A run of records:
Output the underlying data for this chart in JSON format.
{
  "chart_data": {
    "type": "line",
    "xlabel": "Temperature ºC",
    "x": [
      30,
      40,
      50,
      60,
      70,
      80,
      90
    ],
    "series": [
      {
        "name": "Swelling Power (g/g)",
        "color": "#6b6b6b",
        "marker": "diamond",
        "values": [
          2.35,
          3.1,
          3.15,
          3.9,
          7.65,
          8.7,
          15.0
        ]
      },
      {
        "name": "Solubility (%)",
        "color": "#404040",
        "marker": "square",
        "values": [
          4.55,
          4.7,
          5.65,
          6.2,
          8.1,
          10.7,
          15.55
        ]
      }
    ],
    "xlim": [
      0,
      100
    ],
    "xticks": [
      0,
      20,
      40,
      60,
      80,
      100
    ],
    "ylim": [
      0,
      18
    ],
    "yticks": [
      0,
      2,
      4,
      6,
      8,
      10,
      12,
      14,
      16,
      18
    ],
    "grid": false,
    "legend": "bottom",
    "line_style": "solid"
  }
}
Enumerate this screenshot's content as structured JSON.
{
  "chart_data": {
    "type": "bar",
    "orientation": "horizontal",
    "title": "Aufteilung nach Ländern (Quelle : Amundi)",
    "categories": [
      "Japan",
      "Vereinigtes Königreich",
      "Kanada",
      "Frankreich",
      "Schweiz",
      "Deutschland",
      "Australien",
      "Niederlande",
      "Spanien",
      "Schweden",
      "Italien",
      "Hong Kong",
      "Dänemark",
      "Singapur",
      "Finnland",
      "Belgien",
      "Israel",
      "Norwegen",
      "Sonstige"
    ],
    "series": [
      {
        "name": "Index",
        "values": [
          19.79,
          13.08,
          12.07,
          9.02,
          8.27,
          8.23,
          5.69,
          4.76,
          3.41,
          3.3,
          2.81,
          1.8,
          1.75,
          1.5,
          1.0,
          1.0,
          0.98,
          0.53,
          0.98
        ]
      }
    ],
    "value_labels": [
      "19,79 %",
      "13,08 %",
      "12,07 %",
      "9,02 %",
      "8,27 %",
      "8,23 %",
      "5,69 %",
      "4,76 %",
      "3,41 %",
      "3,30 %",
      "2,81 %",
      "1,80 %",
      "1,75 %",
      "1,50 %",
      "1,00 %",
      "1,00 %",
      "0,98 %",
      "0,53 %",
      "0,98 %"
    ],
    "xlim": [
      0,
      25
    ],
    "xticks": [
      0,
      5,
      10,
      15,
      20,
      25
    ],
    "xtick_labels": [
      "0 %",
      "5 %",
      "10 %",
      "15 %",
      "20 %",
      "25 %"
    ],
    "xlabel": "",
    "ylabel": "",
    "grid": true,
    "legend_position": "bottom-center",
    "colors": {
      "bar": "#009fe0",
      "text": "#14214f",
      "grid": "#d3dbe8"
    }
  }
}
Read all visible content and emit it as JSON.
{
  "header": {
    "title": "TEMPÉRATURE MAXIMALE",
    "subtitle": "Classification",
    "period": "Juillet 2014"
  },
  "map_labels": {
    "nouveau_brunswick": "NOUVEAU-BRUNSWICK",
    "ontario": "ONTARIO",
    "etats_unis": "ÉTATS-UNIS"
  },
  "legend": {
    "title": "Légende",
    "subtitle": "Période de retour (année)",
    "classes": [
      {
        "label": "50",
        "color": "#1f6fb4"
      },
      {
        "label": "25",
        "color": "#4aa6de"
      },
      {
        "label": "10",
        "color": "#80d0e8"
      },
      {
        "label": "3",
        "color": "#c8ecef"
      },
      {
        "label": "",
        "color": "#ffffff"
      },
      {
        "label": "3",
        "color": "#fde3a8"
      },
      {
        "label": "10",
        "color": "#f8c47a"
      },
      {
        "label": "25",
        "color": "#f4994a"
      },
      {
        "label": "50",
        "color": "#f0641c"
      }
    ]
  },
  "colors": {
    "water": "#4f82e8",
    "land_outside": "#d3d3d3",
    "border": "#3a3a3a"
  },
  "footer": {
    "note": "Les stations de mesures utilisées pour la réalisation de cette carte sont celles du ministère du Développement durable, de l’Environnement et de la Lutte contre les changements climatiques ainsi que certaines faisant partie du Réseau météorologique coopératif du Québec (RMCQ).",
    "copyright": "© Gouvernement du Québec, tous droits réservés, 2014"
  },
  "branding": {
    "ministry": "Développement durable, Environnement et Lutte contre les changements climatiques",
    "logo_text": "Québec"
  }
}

[REQUEST]
Where a line of the material above holds the string "subtitle", copy that line.

[CORRECT RESULT]
    "subtitle": "Classification",
    "subtitle": "Période de retour (année)",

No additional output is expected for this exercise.